* 文本片段
((

[发明专利]一种减少PCR反应中引物二聚体扩增的试剂和方法

说明书

本发明提供了一种减少PCR反应中引物二聚体扩增的试剂和方法及其应用。所述PCR反应试剂中添加了增强剂以减少PCR反应中引物二聚体的形成，特别是能减少多重PCR反应体系中引物二聚体的形成。本发明所述试剂和方法应用于HLA‑B*1502基因多态性的多重荧光PCR中，可有效提高检测的准确性、灵敏度和特异性。

技术领域

本发明涉及在多重聚合酶链式反应(PCR)中有效减少引物二聚体扩增的方法及一种高效检测临床样本中人HLA-B*1502基因多态性的多重荧光(PCR)法试剂盒。

背景技术

多重PCR(Multiplex polymerase chainreaction，MPCR)是在普通PCR基础上，在同一个反应体系中加入不同的引物对，针对不同的模板或同一模板的不同区域进行特异性的扩增，从而得到多个目的片段，结合一定的检测手段进而实现同时对多个靶标进行诊断的技术。自Chamberlain于1988年首次提出这个概念以来， MPCR已经应用于许多领域，包括基因突变与缺失、基因分型与定量、遗传检测、伴药诊断等。MPCR所涵盖的范围广，能够同时对多个靶标进行检测，大幅提升检测效率的同时，还降低了检测成本。

))

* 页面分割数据
((

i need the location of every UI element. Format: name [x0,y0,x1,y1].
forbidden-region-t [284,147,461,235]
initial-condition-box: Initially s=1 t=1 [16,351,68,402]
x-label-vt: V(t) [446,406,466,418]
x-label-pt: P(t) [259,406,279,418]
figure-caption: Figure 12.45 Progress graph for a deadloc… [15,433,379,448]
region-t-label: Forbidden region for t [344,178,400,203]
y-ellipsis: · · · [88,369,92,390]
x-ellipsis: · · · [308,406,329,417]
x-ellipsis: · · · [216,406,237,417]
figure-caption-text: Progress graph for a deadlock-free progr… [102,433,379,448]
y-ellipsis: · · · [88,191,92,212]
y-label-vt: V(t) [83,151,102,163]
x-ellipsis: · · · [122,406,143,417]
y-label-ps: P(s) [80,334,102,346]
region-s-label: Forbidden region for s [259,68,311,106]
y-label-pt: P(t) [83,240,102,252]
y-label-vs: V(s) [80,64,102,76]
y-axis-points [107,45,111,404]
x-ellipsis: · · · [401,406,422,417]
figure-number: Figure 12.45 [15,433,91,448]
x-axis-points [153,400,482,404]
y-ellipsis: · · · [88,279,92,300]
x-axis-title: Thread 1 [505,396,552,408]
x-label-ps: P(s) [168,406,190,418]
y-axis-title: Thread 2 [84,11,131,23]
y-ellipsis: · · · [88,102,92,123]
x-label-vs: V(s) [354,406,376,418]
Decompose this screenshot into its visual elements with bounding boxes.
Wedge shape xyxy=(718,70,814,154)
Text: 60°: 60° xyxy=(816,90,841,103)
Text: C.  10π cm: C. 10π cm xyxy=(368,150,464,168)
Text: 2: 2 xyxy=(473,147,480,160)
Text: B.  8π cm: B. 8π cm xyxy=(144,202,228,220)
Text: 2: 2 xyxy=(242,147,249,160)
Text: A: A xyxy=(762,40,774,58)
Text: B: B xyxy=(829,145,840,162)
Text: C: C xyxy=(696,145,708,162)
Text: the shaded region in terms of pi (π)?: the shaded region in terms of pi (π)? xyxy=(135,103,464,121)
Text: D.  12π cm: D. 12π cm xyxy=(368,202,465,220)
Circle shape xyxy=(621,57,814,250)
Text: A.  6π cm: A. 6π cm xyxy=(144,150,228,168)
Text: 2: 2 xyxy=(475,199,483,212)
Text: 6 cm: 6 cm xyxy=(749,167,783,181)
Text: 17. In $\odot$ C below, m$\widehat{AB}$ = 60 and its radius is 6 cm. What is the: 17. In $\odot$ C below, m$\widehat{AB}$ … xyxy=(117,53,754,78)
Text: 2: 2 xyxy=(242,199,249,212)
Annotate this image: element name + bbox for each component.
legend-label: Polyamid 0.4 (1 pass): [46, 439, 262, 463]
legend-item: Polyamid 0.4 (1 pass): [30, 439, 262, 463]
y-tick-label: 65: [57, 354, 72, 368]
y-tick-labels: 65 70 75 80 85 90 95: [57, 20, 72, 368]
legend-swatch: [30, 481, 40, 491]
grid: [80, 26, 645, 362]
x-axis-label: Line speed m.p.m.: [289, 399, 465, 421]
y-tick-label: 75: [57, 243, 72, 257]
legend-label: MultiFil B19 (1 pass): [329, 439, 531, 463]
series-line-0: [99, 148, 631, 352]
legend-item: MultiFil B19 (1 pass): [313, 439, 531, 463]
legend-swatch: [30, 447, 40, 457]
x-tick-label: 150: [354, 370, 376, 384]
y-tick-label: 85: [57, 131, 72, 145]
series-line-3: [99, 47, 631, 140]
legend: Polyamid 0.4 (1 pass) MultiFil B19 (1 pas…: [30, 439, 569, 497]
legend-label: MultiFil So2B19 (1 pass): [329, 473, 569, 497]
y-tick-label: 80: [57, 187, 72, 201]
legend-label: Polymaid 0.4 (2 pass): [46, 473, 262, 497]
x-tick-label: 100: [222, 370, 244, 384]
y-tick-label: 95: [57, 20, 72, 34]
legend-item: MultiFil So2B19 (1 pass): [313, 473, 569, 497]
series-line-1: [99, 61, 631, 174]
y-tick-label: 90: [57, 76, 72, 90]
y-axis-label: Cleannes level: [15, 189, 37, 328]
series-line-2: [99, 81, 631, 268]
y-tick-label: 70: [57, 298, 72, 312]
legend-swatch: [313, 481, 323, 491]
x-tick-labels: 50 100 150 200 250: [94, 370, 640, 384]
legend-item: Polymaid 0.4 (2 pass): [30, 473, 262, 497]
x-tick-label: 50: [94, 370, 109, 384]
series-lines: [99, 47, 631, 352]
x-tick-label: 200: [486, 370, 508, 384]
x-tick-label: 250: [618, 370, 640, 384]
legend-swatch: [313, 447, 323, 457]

))

* 问题 1
根据这段专利说明，PCR反应试剂中为什么要添加增强剂？用一到三句话回答。
* 问题 2
把这段专利说明中以含有“本发明提供了一种减少PCR反”的词句开头、到“测的准确性、灵敏度和特异性。”结束的部分原样重抄一遍。
这些记录来自别的来源。

* 结果 1
添加增强剂是为了减少PCR反应中引物二聚体的形成，特别是减少多重PCR反应体系中引物二聚体的形成。

* 结果 2
本发明提供了一种减少PCR反应中引物二聚体扩增的试剂和方法及其应用。所述PCR反应试剂中添加了增强剂以减少PCR反应中引物二聚体的形成，特别是能减少多重PCR反应体系中引物二聚体的形成。本发明所述试剂和方法应用于HLA‑B*1502基因多态性的多重荧光PCR中，可有效提高检测的准确性、灵敏度和特异性。